§ Directions for this task
From the entries below, count the lines holding the word "other" and give nothing but the number.
◇ ◇ ◇ ◇
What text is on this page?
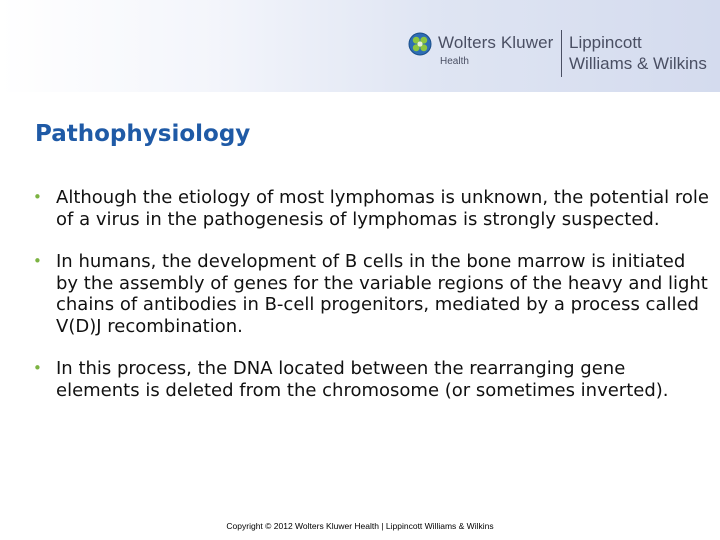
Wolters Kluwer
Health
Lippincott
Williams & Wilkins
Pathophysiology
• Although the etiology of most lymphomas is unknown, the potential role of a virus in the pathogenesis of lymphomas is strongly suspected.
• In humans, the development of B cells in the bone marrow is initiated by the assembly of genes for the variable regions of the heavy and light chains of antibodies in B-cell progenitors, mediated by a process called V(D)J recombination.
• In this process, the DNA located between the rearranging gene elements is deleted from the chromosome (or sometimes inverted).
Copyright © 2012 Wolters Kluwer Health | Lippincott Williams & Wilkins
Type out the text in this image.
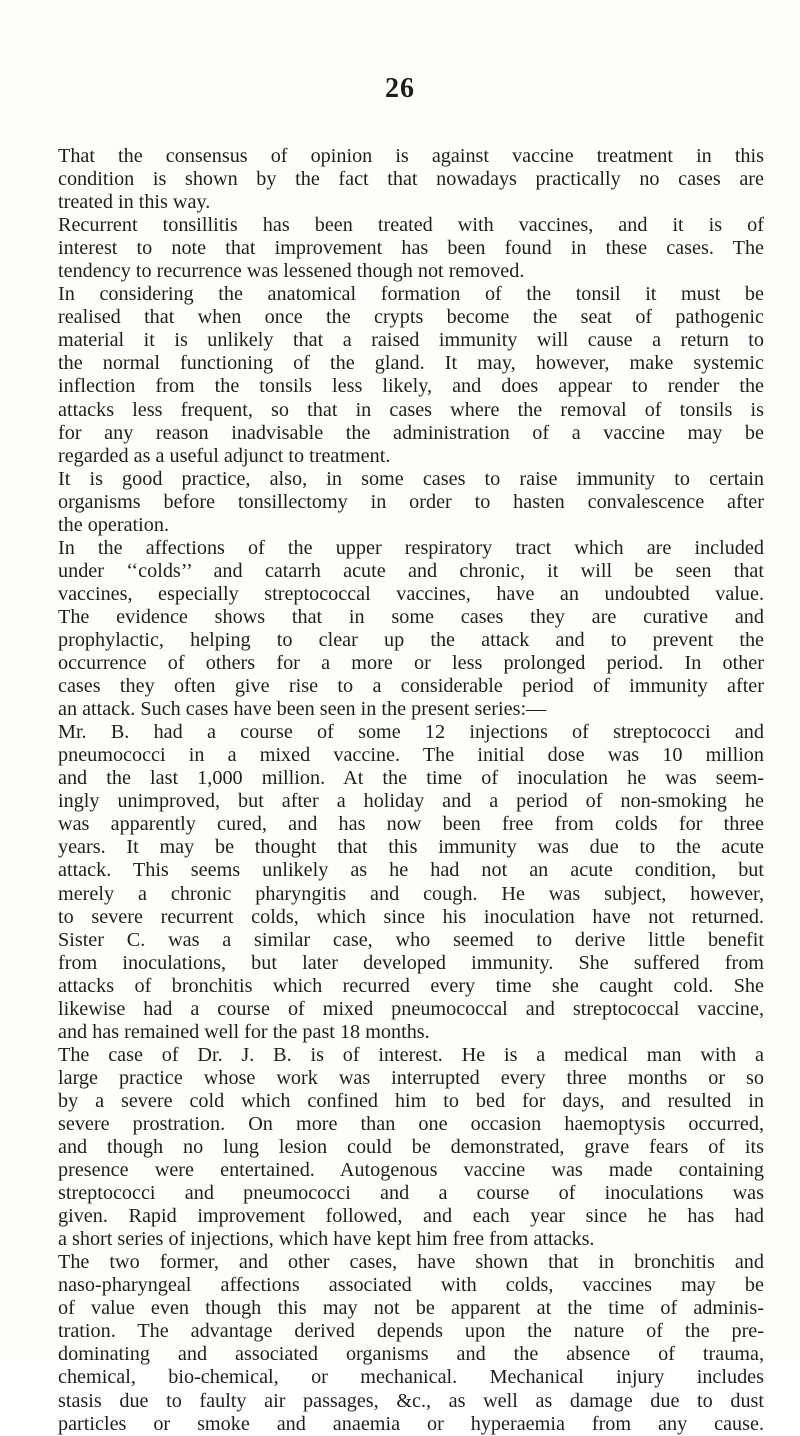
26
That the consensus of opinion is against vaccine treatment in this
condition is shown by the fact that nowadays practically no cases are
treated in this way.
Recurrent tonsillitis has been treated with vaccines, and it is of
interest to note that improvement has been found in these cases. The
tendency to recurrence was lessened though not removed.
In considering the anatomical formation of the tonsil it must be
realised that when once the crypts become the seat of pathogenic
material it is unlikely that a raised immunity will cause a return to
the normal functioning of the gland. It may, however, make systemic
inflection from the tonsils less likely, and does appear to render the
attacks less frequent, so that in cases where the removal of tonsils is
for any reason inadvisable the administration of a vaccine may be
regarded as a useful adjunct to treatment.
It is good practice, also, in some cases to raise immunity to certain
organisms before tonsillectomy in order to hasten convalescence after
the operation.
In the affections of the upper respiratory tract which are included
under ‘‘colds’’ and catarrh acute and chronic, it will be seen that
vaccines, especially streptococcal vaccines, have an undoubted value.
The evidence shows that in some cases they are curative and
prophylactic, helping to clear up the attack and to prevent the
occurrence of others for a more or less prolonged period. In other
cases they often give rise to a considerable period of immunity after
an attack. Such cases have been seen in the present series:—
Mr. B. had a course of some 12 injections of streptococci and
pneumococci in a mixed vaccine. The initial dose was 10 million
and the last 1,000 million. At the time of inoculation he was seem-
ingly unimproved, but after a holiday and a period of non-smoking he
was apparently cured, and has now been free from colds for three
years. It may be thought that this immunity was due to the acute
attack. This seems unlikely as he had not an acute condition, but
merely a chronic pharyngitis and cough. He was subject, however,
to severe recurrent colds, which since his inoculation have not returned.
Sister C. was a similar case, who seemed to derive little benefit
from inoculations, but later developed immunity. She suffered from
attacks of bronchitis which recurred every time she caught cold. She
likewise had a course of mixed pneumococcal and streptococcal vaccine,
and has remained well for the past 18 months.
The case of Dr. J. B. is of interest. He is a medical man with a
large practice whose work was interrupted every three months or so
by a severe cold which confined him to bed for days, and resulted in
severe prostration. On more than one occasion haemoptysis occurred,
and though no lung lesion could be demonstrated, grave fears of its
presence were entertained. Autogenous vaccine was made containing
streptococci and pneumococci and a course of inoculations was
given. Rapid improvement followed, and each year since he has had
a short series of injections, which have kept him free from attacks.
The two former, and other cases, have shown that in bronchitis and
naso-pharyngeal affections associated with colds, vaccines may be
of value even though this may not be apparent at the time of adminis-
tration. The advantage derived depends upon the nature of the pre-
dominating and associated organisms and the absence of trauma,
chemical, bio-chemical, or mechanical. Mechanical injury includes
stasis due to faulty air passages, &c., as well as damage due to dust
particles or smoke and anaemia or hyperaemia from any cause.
◇ ◇ ◇ ◇
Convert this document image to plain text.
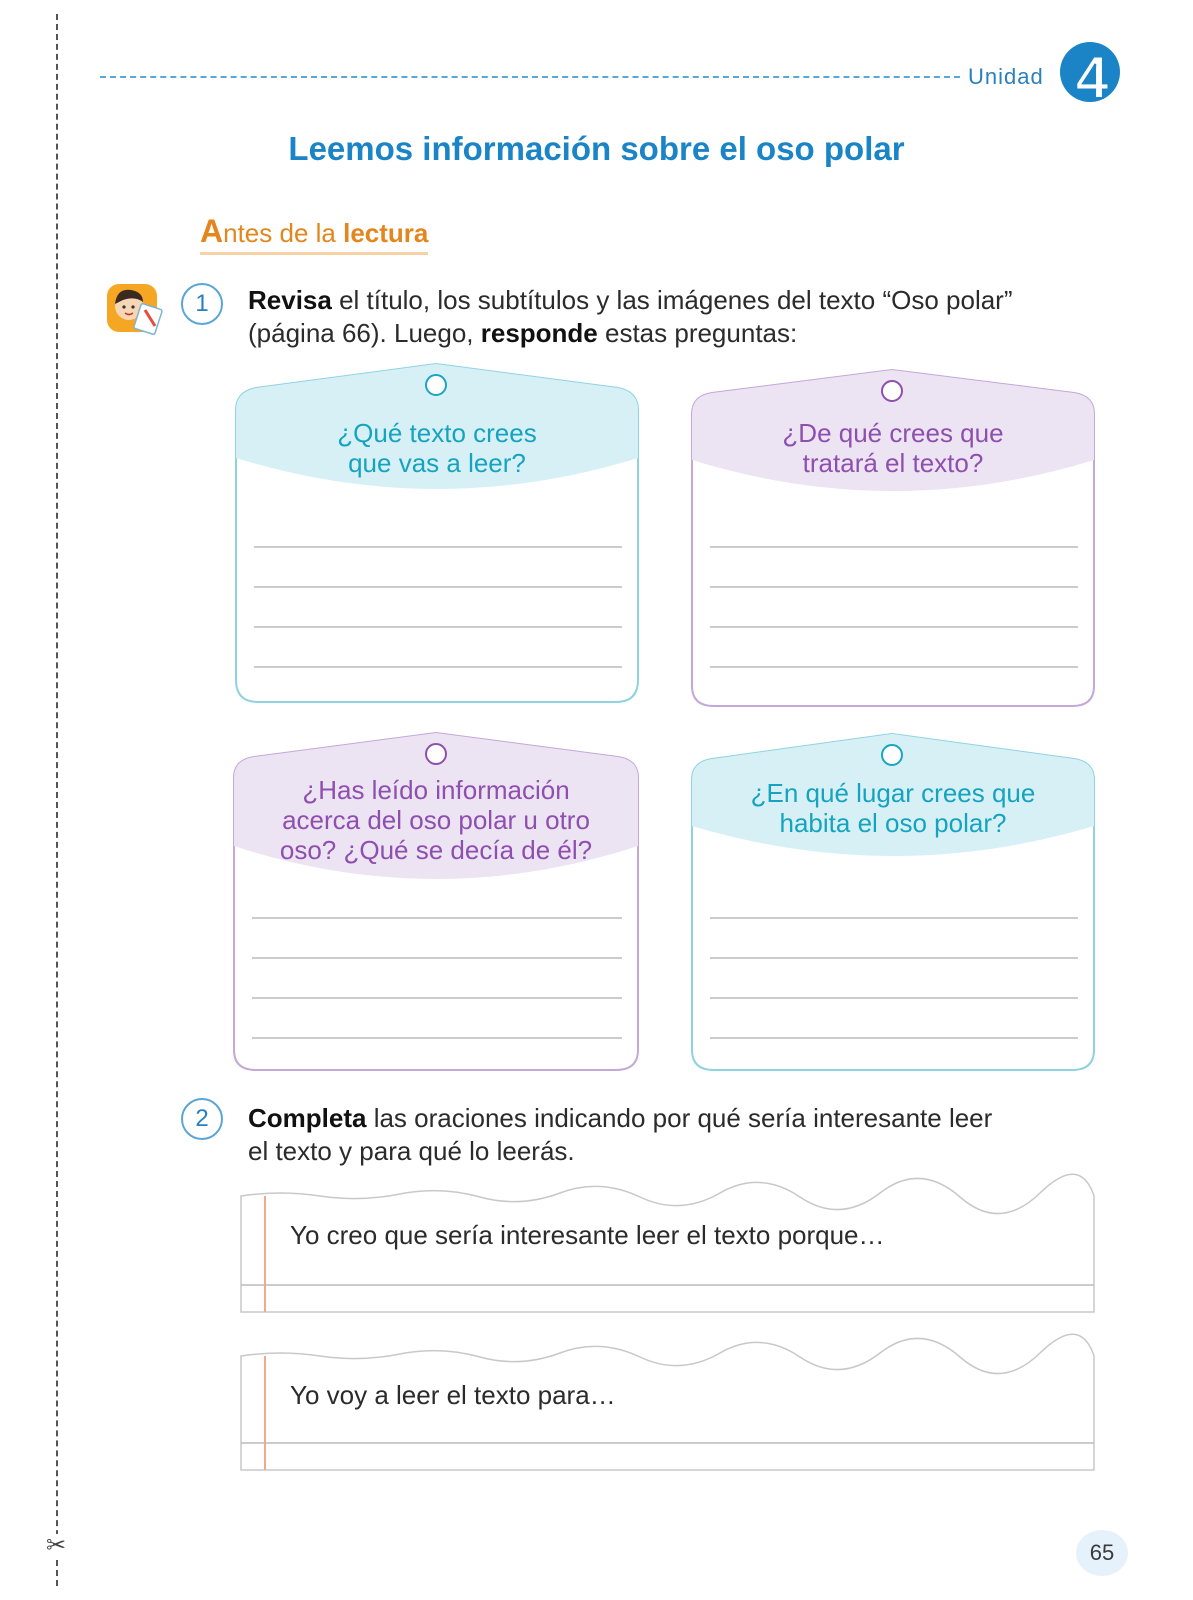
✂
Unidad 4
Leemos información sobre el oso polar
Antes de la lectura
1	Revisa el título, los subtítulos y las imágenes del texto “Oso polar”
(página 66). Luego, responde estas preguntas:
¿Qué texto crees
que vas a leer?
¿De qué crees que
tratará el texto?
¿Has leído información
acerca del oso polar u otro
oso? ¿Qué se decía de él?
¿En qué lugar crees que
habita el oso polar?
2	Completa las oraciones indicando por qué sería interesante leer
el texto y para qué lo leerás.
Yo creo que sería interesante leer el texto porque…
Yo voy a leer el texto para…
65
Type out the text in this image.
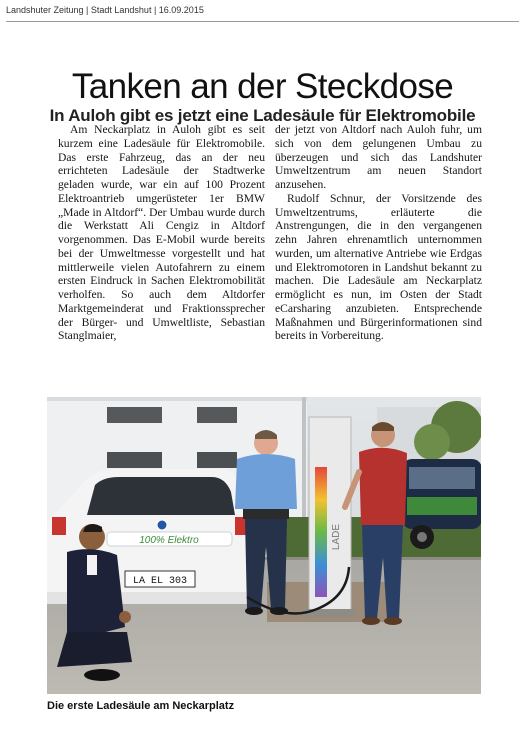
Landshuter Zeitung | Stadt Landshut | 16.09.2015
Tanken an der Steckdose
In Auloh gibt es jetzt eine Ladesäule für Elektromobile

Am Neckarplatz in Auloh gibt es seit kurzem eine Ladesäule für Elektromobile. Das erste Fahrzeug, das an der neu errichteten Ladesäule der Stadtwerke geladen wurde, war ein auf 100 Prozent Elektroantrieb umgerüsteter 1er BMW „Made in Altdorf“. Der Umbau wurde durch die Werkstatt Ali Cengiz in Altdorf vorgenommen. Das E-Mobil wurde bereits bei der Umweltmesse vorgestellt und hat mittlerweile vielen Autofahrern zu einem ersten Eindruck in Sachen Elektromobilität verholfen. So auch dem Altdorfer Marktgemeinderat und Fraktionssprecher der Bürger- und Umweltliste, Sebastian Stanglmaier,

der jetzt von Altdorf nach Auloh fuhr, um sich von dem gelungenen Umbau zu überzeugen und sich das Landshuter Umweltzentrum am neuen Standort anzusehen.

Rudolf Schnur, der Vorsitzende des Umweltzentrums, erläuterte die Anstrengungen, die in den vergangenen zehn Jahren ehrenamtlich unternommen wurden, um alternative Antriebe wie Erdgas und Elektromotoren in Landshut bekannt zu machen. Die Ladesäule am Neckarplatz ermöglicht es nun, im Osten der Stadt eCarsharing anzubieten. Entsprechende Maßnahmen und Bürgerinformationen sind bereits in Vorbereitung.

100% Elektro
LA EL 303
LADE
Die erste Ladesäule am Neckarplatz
◇ ◇ ◇ ◇
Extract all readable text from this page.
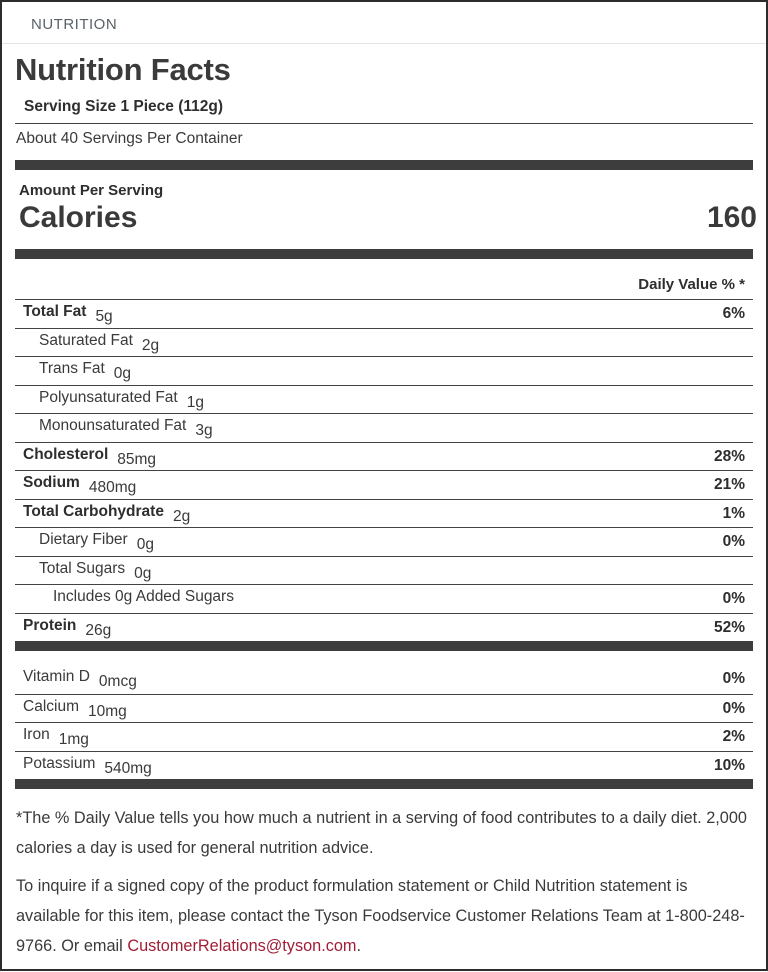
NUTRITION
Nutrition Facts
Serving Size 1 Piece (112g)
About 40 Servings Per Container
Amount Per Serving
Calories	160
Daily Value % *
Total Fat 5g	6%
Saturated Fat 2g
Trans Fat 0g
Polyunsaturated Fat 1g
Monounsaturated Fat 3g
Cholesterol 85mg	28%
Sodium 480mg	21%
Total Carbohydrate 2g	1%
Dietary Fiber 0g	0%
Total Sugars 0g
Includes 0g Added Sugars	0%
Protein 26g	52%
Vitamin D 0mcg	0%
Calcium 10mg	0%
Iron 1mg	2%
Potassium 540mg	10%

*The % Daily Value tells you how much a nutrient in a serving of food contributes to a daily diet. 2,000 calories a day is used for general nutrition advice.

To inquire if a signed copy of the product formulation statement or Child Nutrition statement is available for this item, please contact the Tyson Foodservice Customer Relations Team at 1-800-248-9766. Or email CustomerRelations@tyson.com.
◇ ◇ ◇ ◇
§ Solution to this problem
2